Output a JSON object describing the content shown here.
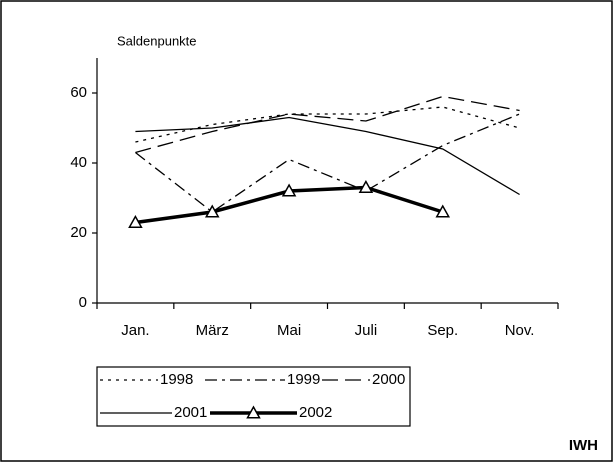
{
  "chart_data": {
    "type": "line",
    "y_label": "Saldenpunkte",
    "source": "IWH",
    "categories": [
      "Jan.",
      "März",
      "Mai",
      "Juli",
      "Sep.",
      "Nov."
    ],
    "ylim": [
      0,
      70
    ],
    "yticks": [
      0,
      20,
      40,
      60
    ],
    "series": [
      {
        "name": "1998",
        "color": "#000000",
        "dash": "3,5",
        "width": 1.3,
        "values": [
          46,
          51,
          54,
          54,
          56,
          50
        ]
      },
      {
        "name": "1999",
        "color": "#000000",
        "dash": "12,5,3,5",
        "width": 1.3,
        "values": [
          43,
          26,
          41,
          32,
          45,
          54
        ]
      },
      {
        "name": "2000",
        "color": "#000000",
        "dash": "16,7",
        "width": 1.3,
        "values": [
          43,
          49,
          54,
          52,
          59,
          55
        ]
      },
      {
        "name": "2001",
        "color": "#000000",
        "dash": "none",
        "width": 1.3,
        "values": [
          49,
          50,
          53,
          49,
          44,
          31
        ]
      },
      {
        "name": "2002",
        "color": "#000000",
        "dash": "none",
        "width": 3.5,
        "marker": "triangle",
        "values": [
          23,
          26,
          32,
          33,
          26,
          null
        ]
      }
    ]
  }
}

■ What you should do:
Copy out all lines where the word "name" appears.

■ The answer:
        "name": "1998",
        "name": "1999",
        "name": "2000",
        "name": "2001",
        "name": "2002",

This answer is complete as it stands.